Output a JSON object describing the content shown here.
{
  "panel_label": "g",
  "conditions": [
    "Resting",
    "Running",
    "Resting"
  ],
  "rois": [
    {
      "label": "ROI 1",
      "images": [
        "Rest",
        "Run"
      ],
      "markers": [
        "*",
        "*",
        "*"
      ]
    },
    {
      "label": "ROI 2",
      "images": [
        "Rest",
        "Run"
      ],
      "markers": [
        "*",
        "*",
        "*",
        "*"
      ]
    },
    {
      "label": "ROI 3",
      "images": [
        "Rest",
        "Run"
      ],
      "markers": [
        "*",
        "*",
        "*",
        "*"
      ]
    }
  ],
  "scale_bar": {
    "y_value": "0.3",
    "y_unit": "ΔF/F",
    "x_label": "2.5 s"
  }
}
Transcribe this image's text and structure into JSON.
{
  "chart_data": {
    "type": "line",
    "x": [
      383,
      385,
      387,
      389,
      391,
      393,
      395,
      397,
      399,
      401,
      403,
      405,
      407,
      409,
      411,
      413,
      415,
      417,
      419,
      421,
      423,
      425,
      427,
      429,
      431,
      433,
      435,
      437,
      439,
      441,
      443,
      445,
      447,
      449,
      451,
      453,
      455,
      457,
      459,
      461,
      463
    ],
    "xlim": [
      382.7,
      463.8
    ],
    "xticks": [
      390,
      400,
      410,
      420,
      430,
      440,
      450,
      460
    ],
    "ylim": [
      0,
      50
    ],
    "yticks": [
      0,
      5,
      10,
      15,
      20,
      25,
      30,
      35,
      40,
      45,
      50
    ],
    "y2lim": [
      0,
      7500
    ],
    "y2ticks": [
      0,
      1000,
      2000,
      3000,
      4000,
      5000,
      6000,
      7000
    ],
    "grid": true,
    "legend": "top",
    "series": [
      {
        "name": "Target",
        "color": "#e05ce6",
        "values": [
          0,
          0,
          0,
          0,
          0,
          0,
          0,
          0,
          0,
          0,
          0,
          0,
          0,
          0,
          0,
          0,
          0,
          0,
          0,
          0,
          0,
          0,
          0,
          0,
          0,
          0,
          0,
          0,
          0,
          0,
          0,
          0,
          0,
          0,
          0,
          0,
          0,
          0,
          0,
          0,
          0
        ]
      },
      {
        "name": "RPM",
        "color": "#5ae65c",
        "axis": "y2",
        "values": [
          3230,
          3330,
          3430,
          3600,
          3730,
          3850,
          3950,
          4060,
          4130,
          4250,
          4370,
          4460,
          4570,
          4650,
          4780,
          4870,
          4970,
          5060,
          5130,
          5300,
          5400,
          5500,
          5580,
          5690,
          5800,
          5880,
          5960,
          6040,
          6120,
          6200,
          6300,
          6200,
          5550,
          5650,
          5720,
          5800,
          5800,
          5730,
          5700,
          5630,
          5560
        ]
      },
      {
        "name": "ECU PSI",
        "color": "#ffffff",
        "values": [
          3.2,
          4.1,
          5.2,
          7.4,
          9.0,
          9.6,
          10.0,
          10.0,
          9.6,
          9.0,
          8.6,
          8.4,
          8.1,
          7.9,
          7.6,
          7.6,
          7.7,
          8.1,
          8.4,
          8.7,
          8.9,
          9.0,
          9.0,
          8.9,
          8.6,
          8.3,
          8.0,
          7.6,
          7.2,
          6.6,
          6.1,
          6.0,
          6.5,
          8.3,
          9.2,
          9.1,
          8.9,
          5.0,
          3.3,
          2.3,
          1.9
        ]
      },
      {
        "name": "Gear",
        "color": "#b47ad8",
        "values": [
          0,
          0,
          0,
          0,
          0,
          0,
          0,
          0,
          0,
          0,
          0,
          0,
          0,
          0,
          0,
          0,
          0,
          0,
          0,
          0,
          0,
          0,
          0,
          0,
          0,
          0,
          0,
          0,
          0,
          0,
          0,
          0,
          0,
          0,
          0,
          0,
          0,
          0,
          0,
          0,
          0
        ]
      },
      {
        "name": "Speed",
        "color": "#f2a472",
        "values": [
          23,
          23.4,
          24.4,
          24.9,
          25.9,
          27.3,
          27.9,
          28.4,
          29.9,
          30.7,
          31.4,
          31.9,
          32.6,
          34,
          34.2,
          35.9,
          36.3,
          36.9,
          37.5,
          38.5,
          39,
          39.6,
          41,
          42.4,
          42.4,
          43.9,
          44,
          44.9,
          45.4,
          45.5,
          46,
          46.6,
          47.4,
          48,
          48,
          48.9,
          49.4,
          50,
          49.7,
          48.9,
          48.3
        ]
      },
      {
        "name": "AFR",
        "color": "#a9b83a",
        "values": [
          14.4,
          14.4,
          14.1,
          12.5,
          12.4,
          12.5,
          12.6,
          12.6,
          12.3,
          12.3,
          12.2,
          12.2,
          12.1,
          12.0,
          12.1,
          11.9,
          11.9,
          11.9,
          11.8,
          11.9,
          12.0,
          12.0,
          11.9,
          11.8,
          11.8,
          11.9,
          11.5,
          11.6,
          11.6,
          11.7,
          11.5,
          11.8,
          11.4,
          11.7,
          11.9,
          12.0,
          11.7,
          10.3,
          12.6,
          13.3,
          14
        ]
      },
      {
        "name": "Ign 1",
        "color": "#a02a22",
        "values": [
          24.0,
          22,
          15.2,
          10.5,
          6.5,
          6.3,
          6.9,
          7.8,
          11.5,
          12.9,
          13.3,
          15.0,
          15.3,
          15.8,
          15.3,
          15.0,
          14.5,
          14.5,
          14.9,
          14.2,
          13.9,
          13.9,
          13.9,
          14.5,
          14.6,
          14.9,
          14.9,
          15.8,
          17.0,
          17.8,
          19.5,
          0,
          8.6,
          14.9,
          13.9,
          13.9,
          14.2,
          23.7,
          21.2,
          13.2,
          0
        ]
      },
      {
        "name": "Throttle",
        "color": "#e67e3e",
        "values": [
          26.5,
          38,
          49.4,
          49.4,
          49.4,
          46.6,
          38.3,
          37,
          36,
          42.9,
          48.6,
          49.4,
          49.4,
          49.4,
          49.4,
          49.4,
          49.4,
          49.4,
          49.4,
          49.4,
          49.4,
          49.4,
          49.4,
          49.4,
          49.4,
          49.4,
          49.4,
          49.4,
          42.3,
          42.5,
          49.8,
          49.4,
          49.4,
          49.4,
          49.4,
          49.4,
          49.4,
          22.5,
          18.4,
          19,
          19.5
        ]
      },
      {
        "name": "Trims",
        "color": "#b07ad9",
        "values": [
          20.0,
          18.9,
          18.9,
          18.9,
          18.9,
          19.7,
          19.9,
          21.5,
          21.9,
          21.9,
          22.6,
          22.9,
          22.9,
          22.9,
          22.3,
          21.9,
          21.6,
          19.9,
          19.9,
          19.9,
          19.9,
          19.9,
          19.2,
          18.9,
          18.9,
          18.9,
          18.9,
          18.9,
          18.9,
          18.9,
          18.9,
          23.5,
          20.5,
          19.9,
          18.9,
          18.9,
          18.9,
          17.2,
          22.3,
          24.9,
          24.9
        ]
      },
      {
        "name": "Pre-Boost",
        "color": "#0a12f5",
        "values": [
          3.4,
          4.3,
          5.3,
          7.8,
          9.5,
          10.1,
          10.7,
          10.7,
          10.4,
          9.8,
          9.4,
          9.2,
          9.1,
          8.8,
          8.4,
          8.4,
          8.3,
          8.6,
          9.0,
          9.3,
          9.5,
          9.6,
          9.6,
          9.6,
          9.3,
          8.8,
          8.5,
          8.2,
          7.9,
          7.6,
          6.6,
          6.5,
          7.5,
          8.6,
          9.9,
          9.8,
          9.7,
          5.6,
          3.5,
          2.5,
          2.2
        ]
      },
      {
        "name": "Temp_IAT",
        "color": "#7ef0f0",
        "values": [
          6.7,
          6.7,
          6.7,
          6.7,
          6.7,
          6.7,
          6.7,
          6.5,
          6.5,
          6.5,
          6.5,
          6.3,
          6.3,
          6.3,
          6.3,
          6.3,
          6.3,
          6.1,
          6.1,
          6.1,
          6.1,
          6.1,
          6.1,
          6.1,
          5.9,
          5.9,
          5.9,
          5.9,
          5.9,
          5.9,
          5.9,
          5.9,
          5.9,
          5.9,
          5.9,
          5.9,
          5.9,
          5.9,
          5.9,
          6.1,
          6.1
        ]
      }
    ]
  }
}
=-=-=-=-=
REQUIREMENT. Which lines contain the word "JSON"? Copy each of them.

COMPLETED EXERCISE.
Output a JSON object describing the content shown here.
Transcribe this image's text and structure into JSON.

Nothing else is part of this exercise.